**Goal of the exercise**
Show all lines holding "month".

(Data entries)
□ □ □

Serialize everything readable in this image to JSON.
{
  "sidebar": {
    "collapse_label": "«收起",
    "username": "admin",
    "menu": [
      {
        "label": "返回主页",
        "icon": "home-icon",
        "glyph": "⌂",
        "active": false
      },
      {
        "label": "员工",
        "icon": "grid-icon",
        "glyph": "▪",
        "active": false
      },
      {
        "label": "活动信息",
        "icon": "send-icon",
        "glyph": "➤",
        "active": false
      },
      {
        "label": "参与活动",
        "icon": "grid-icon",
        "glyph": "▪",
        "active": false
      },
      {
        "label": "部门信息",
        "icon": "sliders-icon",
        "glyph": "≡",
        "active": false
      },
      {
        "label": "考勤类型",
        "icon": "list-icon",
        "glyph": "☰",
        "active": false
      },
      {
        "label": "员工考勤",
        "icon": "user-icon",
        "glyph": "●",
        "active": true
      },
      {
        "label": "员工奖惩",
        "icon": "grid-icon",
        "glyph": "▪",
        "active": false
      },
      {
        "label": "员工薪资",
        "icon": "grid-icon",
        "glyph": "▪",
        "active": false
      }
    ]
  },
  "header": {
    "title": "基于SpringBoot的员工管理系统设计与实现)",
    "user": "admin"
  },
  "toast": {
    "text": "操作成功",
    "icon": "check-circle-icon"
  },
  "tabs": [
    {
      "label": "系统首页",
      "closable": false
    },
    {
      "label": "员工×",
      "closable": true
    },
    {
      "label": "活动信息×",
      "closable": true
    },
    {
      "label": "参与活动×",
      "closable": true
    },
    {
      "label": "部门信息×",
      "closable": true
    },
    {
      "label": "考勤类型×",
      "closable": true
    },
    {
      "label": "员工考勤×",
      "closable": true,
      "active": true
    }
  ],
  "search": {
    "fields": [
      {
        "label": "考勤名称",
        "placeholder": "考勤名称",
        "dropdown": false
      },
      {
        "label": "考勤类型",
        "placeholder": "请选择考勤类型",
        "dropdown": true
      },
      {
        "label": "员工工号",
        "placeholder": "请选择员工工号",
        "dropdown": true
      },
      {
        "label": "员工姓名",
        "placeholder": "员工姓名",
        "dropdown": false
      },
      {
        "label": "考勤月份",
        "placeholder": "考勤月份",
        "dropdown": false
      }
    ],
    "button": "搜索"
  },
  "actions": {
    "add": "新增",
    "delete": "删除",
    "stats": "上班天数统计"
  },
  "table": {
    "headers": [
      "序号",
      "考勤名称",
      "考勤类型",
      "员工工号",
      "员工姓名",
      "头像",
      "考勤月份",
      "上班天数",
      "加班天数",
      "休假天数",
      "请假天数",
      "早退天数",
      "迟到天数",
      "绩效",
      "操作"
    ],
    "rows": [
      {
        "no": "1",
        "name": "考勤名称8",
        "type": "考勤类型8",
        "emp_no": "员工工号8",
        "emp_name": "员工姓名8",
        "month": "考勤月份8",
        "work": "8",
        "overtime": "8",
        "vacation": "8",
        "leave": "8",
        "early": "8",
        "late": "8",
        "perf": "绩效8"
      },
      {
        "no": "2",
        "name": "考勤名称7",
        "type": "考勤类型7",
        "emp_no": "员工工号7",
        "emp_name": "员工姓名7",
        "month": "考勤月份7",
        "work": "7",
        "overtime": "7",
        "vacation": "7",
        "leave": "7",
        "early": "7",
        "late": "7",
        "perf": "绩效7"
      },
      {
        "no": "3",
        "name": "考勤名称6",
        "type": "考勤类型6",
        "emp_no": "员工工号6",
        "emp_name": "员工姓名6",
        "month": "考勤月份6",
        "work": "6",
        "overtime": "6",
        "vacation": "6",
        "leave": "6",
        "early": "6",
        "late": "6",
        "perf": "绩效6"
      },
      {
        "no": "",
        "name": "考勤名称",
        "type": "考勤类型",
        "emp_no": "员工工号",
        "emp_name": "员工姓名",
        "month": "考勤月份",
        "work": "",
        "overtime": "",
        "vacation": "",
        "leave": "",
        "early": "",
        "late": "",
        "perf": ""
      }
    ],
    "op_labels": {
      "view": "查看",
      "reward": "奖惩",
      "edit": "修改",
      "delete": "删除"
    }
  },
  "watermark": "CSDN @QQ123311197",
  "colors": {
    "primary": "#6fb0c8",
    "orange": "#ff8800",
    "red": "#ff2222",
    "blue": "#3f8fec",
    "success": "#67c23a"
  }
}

□ □ □

**Full answer**
        "month": "考勤月份8",
        "month": "考勤月份7",
        "month": "考勤月份6",
        "month": "考勤月份",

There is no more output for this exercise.